AIM OF THE TASK: Select from the data all lines with the word "like".

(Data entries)
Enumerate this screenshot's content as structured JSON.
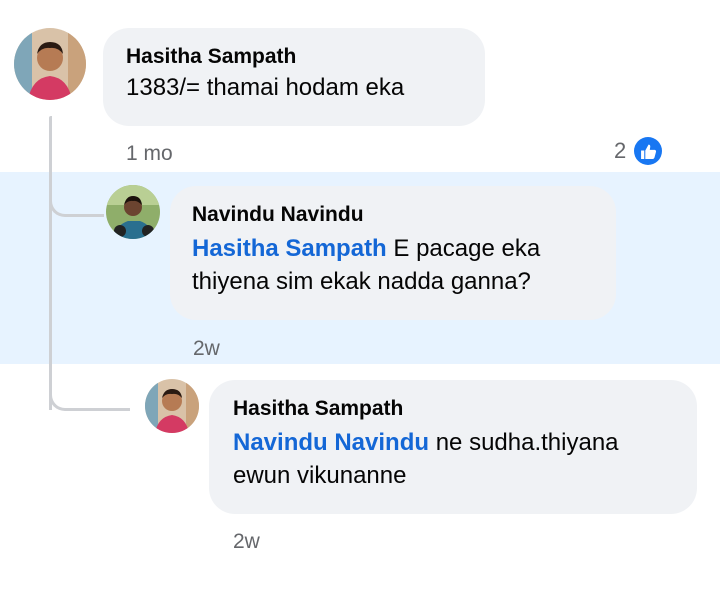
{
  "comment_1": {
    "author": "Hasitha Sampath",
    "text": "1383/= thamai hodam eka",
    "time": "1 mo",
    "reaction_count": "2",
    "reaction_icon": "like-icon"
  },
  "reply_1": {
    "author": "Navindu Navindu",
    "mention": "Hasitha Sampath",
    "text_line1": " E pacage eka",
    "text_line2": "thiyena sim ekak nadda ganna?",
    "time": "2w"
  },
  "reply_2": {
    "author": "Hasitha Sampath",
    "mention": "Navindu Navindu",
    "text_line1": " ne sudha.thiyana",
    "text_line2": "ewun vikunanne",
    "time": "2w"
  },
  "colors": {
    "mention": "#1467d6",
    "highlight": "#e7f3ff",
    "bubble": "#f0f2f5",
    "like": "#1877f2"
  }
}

ANSWER IN FULL:
    "reaction_icon": "like-icon"
    "like": "#1877f2"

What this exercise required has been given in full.